Given request: Review the lines that follow and copy each one that contains the word "Geosciurus".

[Start Exercise materials]

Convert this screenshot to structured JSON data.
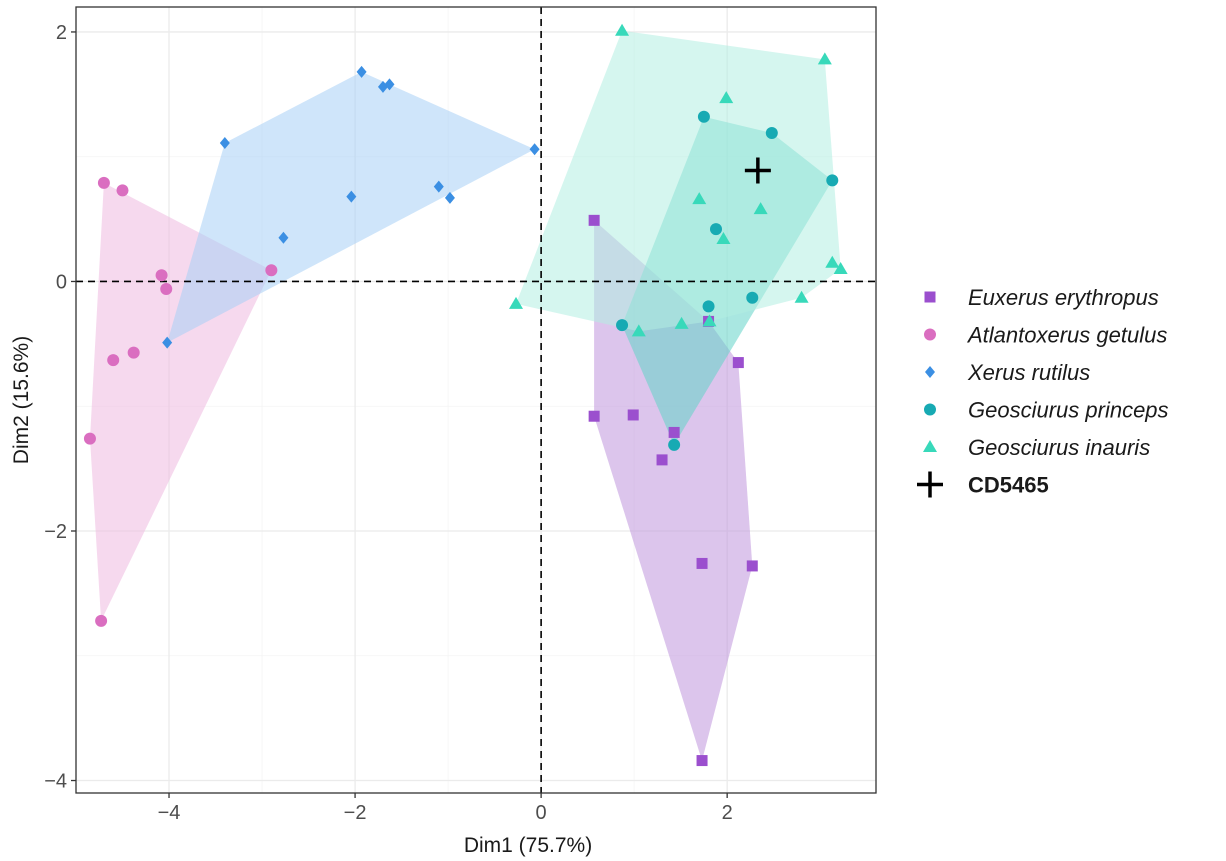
{
  "chart_data": {
    "type": "scatter",
    "title": "",
    "xlabel": "Dim1 (75.7%)",
    "ylabel": "Dim2 (15.6%)",
    "xlim": [
      -5.0,
      3.6
    ],
    "ylim": [
      -4.1,
      2.2
    ],
    "xticks": [
      -4,
      -2,
      0,
      2
    ],
    "xtick_labels": [
      "−4",
      "−2",
      "0",
      "2"
    ],
    "yticks": [
      -4,
      -2,
      0,
      2
    ],
    "ytick_labels": [
      "−4",
      "−2",
      "0",
      "2"
    ],
    "grid": true,
    "reference_lines": {
      "x": 0,
      "y": 0,
      "style": "dashed"
    },
    "legend_position": "right",
    "series": [
      {
        "name": "Euxerus erythropus",
        "color": "#9b4fce",
        "fill": "#bf96dc",
        "marker": "square",
        "points": [
          [
            0.57,
            0.49
          ],
          [
            1.8,
            -0.32
          ],
          [
            2.12,
            -0.65
          ],
          [
            0.57,
            -1.08
          ],
          [
            0.99,
            -1.07
          ],
          [
            1.43,
            -1.21
          ],
          [
            1.3,
            -1.43
          ],
          [
            1.73,
            -2.26
          ],
          [
            2.27,
            -2.28
          ],
          [
            1.73,
            -3.84
          ]
        ],
        "hull": [
          [
            0.57,
            0.49
          ],
          [
            1.8,
            -0.32
          ],
          [
            2.12,
            -0.65
          ],
          [
            2.27,
            -2.28
          ],
          [
            1.73,
            -3.84
          ],
          [
            0.57,
            -1.08
          ]
        ]
      },
      {
        "name": "Atlantoxerus getulus",
        "color": "#da6ec0",
        "fill": "#eeb9e0",
        "marker": "circle",
        "points": [
          [
            -4.7,
            0.79
          ],
          [
            -4.5,
            0.73
          ],
          [
            -4.08,
            0.05
          ],
          [
            -4.03,
            -0.06
          ],
          [
            -2.9,
            0.09
          ],
          [
            -4.38,
            -0.57
          ],
          [
            -4.6,
            -0.63
          ],
          [
            -4.85,
            -1.26
          ],
          [
            -4.73,
            -2.72
          ]
        ],
        "hull": [
          [
            -4.7,
            0.79
          ],
          [
            -2.9,
            0.09
          ],
          [
            -4.73,
            -2.72
          ],
          [
            -4.85,
            -1.26
          ]
        ]
      },
      {
        "name": "Xerus rutilus",
        "color": "#3b8fe3",
        "fill": "#a7d0f5",
        "marker": "diamond",
        "points": [
          [
            -1.93,
            1.68
          ],
          [
            -1.7,
            1.56
          ],
          [
            -1.63,
            1.58
          ],
          [
            -3.4,
            1.11
          ],
          [
            -0.07,
            1.06
          ],
          [
            -1.1,
            0.76
          ],
          [
            -0.98,
            0.67
          ],
          [
            -2.04,
            0.68
          ],
          [
            -2.77,
            0.35
          ],
          [
            -4.02,
            -0.49
          ]
        ],
        "hull": [
          [
            -1.93,
            1.68
          ],
          [
            -0.07,
            1.06
          ],
          [
            -4.02,
            -0.49
          ],
          [
            -3.4,
            1.11
          ]
        ]
      },
      {
        "name": "Geosciurus princeps",
        "color": "#17aab3",
        "fill": "#62d4c8",
        "marker": "circle",
        "points": [
          [
            1.75,
            1.32
          ],
          [
            2.48,
            1.19
          ],
          [
            3.13,
            0.81
          ],
          [
            1.88,
            0.42
          ],
          [
            2.27,
            -0.13
          ],
          [
            1.8,
            -0.2
          ],
          [
            0.87,
            -0.35
          ],
          [
            1.43,
            -1.31
          ]
        ],
        "hull": [
          [
            1.75,
            1.32
          ],
          [
            2.48,
            1.19
          ],
          [
            3.13,
            0.81
          ],
          [
            1.43,
            -1.31
          ],
          [
            0.87,
            -0.35
          ]
        ]
      },
      {
        "name": "Geosciurus inauris",
        "color": "#38d9ba",
        "fill": "#b2eee2",
        "marker": "triangle",
        "points": [
          [
            0.87,
            2.01
          ],
          [
            3.05,
            1.78
          ],
          [
            1.99,
            1.47
          ],
          [
            1.7,
            0.66
          ],
          [
            2.36,
            0.58
          ],
          [
            1.96,
            0.34
          ],
          [
            3.13,
            0.15
          ],
          [
            3.22,
            0.1
          ],
          [
            2.8,
            -0.13
          ],
          [
            -0.27,
            -0.18
          ],
          [
            1.05,
            -0.4
          ],
          [
            1.51,
            -0.34
          ],
          [
            1.81,
            -0.32
          ]
        ],
        "hull": [
          [
            0.87,
            2.01
          ],
          [
            3.05,
            1.78
          ],
          [
            3.22,
            0.1
          ],
          [
            2.8,
            -0.13
          ],
          [
            1.81,
            -0.32
          ],
          [
            1.05,
            -0.4
          ],
          [
            -0.27,
            -0.18
          ]
        ]
      },
      {
        "name": "CD5465",
        "color": "#000000",
        "marker": "cross",
        "points": [
          [
            2.33,
            0.89
          ]
        ]
      }
    ]
  }
}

[End Exercise materials]

Output for this exercise:
        "name": "Geosciurus princeps",
        "name": "Geosciurus inauris",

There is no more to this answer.